Requirement: Determine how many lines include "color". Give the number and nothing else.

— start Data listing —

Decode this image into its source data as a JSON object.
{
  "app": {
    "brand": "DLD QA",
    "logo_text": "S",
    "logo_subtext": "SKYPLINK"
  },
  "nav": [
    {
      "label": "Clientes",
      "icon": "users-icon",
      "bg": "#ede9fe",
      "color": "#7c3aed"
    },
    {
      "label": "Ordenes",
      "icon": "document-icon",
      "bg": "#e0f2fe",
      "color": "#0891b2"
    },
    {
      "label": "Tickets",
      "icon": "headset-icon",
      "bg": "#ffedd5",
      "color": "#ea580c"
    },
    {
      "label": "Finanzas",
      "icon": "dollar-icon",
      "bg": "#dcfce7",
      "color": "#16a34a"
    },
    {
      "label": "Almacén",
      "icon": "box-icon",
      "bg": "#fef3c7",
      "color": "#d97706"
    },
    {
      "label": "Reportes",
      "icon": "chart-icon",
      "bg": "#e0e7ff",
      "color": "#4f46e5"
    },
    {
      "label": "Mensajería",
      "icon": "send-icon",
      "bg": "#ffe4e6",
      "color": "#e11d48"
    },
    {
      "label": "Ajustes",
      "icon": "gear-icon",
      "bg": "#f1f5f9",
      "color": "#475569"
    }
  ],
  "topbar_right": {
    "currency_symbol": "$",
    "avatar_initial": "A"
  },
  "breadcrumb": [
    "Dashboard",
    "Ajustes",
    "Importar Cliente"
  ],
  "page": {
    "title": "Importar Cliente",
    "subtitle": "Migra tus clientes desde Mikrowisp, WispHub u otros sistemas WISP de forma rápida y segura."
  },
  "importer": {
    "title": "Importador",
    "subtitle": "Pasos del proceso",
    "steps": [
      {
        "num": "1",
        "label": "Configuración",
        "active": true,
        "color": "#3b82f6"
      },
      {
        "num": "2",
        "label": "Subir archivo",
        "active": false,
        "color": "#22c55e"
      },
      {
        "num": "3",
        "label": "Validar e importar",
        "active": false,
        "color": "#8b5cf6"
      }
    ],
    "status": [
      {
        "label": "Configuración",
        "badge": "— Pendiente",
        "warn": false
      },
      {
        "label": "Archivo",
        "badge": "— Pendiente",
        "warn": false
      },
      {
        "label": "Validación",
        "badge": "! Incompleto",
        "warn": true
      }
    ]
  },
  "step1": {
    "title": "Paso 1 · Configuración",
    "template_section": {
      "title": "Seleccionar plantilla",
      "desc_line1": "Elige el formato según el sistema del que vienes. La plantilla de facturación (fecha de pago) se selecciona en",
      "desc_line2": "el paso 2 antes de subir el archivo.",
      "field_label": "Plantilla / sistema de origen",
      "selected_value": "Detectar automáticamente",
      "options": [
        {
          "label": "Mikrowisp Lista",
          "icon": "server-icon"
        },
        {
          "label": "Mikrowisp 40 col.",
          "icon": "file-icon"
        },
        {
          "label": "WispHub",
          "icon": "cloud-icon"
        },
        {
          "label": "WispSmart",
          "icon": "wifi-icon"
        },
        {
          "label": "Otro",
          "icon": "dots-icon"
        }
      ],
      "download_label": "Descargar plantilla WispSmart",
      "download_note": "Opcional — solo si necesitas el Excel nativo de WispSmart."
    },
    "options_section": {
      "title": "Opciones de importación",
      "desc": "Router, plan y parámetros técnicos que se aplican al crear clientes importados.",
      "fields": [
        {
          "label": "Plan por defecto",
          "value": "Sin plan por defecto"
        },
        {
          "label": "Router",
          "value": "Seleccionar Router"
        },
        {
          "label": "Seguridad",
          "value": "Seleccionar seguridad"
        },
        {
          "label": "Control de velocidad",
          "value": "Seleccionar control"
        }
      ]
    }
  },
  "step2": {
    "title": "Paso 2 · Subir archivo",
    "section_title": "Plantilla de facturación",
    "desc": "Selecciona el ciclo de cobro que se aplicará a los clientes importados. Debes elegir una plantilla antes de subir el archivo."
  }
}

— end Data listing —

Result of the exercise: 11